Goal: Reproduce exactly the span of lines beginning at the one with "Read this page and output its text content." and ending at the last line of the data below, omitting pictures.

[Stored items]
# # #
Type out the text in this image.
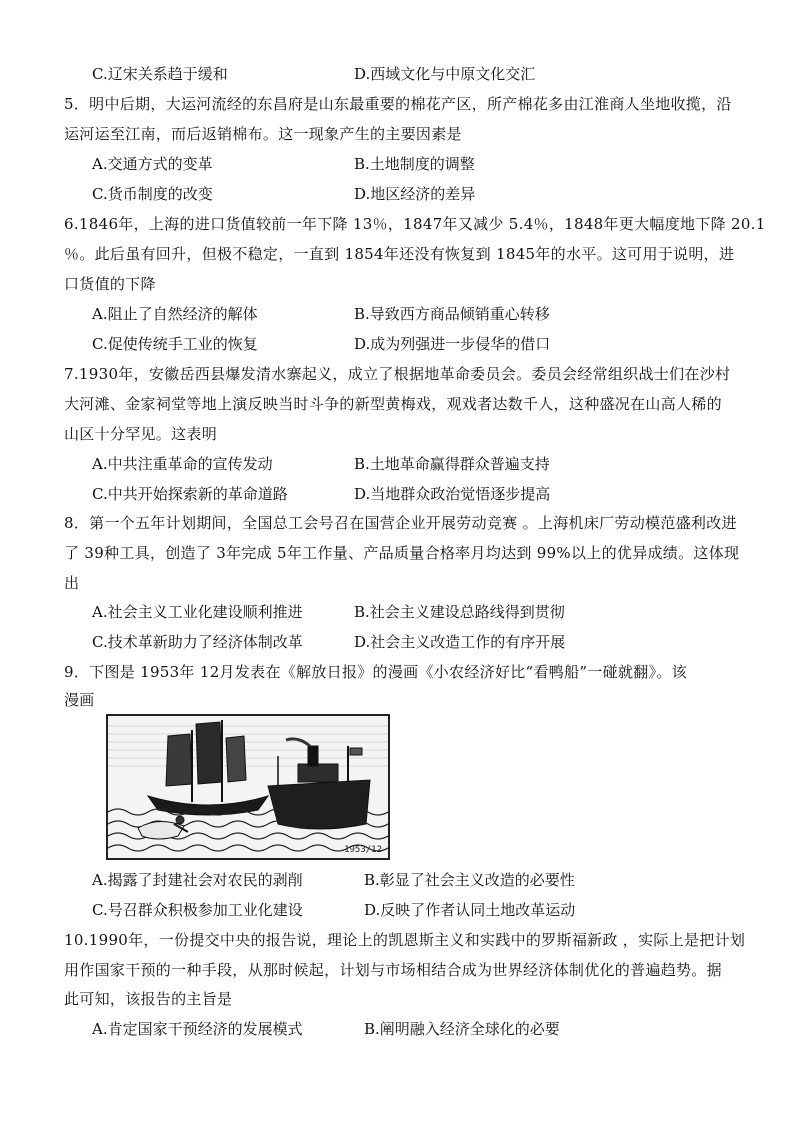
C.辽宋关系趋于缓和	D.西域文化与中原文化交汇
5．明中后期，大运河流经的东昌府是山东最重要的棉花产区，所产棉花多由江淮商人坐地收揽，沿
运河运至江南，而后返销棉布。这一现象产生的主要因素是
A.交通方式的变革	B.土地制度的调整
C.货币制度的改变	D.地区经济的差异
6.1846年，上海的进口货值较前一年下降 13％，1847年又减少 5.4％，1848年更大幅度地下降 20.1
％。此后虽有回升，但极不稳定，一直到 1854年还没有恢复到 1845年的水平。这可用于说明，进
口货值的下降
A.阻止了自然经济的解体	B.导致西方商品倾销重心转移
C.促使传统手工业的恢复	D.成为列强进一步侵华的借口
7.1930年，安徽岳西县爆发清水寨起义，成立了根据地革命委员会。委员会经常组织战士们在沙村
大河滩、金家祠堂等地上演反映当时斗争的新型黄梅戏，观戏者达数千人，这种盛况在山高人稀的
山区十分罕见。这表明
A.中共注重革命的宣传发动	B.土地革命赢得群众普遍支持
C.中共开始探索新的革命道路	D.当地群众政治觉悟逐步提高
8．第一个五年计划期间，全国总工会号召在国营企业开展劳动竞赛 。上海机床厂劳动模范盛利改进
了 39种工具，创造了 3年完成 5年工作量、产品质量合格率月均达到 99%以上的优异成绩。这体现
出
A.社会主义工业化建设顺利推进	B.社会主义建设总路线得到贯彻
C.技术革新助力了经济体制改革	D.社会主义改造工作的有序开展
9．下图是 1953年 12月发表在《解放日报》的漫画《小农经济好比“看鸭船”一碰就翻》。该
漫画
1953/12
A.揭露了封建社会对农民的剥削	B.彰显了社会主义改造的必要性
C.号召群众积极参加工业化建设	D.反映了作者认同土地改革运动
10.1990年，一份提交中央的报告说，理论上的凯恩斯主义和实践中的罗斯福新政 ，实际上是把计划
用作国家干预的一种手段，从那时候起，计划与市场相结合成为世界经济体制优化的普遍趋势。据
此可知，该报告的主旨是
A.肯定国家干预经济的发展模式	B.阐明融入经济全球化的必要
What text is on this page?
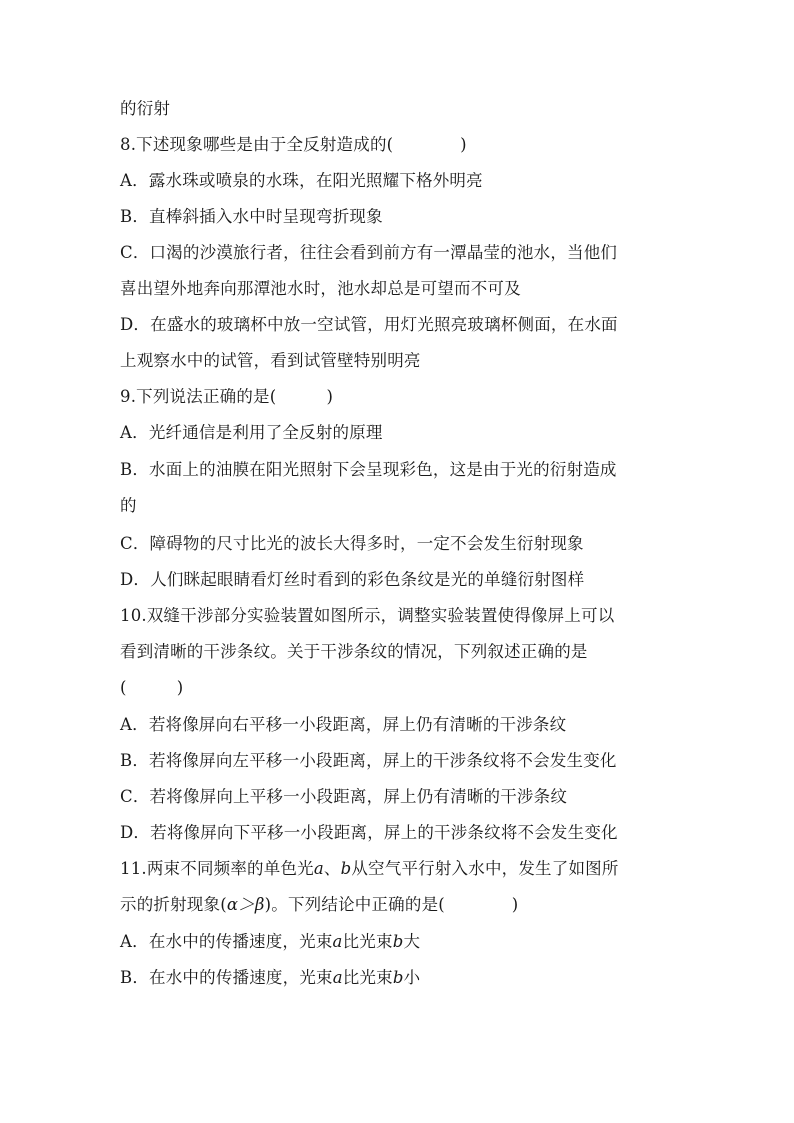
的衍射
8.下述现象哪些是由于全反射造成的(　　　　)
A．露水珠或喷泉的水珠，在阳光照耀下格外明亮
B．直棒斜插入水中时呈现弯折现象
C．口渴的沙漠旅行者，往往会看到前方有一潭晶莹的池水，当他们
喜出望外地奔向那潭池水时，池水却总是可望而不可及
D．在盛水的玻璃杯中放一空试管，用灯光照亮玻璃杯侧面，在水面
上观察水中的试管，看到试管壁特别明亮
9.下列说法正确的是(　　　)
A．光纤通信是利用了全反射的原理
B．水面上的油膜在阳光照射下会呈现彩色，这是由于光的衍射造成
的
C．障碍物的尺寸比光的波长大得多时，一定不会发生衍射现象
D．人们眯起眼睛看灯丝时看到的彩色条纹是光的单缝衍射图样
10.双缝干涉部分实验装置如图所示，调整实验装置使得像屏上可以
看到清晰的干涉条纹。关于干涉条纹的情况，下列叙述正确的是
(　　　)
A．若将像屏向右平移一小段距离，屏上仍有清晰的干涉条纹
B．若将像屏向左平移一小段距离，屏上的干涉条纹将不会发生变化
C．若将像屏向上平移一小段距离，屏上仍有清晰的干涉条纹
D．若将像屏向下平移一小段距离，屏上的干涉条纹将不会发生变化
11.两束不同频率的单色光a、b从空气平行射入水中，发生了如图所
示的折射现象(α＞β)。下列结论中正确的是(　　　　)
A．在水中的传播速度，光束a比光束b大
B．在水中的传播速度，光束a比光束b小
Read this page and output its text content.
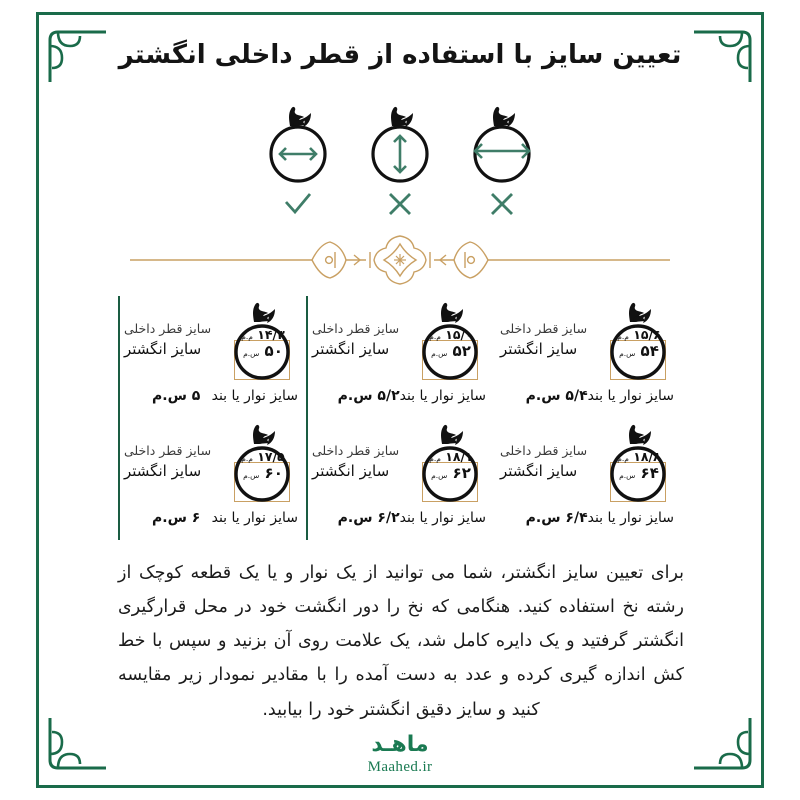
تعیین سایز با استفاده از قطر داخلی انگشتر
۱۵/۶ م.م
۵۴ س.م
سایز قطر داخلی
سایز انگشتر
سایز نوار یا بند
۵/۴ س.م
۱۵/۰ م.م
۵۲ س.م
سایز قطر داخلی
سایز انگشتر
سایز نوار یا بند
۵/۲ س.م
۱۴/۳ م.م
۵۰ س.م
سایز قطر داخلی
سایز انگشتر
سایز نوار یا بند
۵ س.م
۱۸/۸ م.م
۶۴ س.م
سایز قطر داخلی
سایز انگشتر
سایز نوار یا بند
۶/۴ س.م
۱۸/۱ م.م
۶۲ س.م
سایز قطر داخلی
سایز انگشتر
سایز نوار یا بند
۶/۲ س.م
۱۷/۵ م.م
۶۰ س.م
سایز قطر داخلی
سایز انگشتر
سایز نوار یا بند
۶ س.م
برای تعیین سایز انگشتر، شما می توانید از یک نوار و یا یک قطعه کوچک از رشته نخ استفاده کنید. هنگامی که نخ را دور انگشت خود در محل قرارگیری انگشتر گرفتید و یک دایره کامل شد، یک علامت روی آن بزنید و سپس با خط کش اندازه گیری کرده و عدد به دست آمده را با مقادیر نمودار زیر مقایسه کنید و سایز دقیق انگشتر خود را بیابید.
ماهـد
Maahed.ir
# # #
Response:
Read this page and output its text content.
تعیین سایز با استفاده از قطر داخلی انگشتر
۱۵/۶ م.م
۵۴ س.م
سایز قطر داخلی
سایز انگشتر
سایز نوار یا بند
۵/۴ س.م
۱۵/۰ م.م
۵۲ س.م
سایز قطر داخلی
سایز انگشتر
سایز نوار یا بند
۵/۲ س.م
۱۴/۳ م.م
۵۰ س.م
سایز قطر داخلی
سایز انگشتر
سایز نوار یا بند
۵ س.م
۱۸/۸ م.م
۶۴ س.م
سایز قطر داخلی
سایز انگشتر
سایز نوار یا بند
۶/۴ س.م
۱۸/۱ م.م
۶۲ س.م
سایز قطر داخلی
سایز انگشتر
سایز نوار یا بند
۶/۲ س.م
۱۷/۵ م.م
۶۰ س.م
سایز قطر داخلی
سایز انگشتر
سایز نوار یا بند
۶ س.م
برای تعیین سایز انگشتر، شما می توانید از یک نوار و یا یک قطعه کوچک از رشته نخ استفاده کنید. هنگامی که نخ را دور انگشت خود در محل قرارگیری انگشتر گرفتید و یک دایره کامل شد، یک علامت روی آن بزنید و سپس با خط کش اندازه گیری کرده و عدد به دست آمده را با مقادیر نمودار زیر مقایسه کنید و سایز دقیق انگشتر خود را بیابید.
ماهـد
Maahed.ir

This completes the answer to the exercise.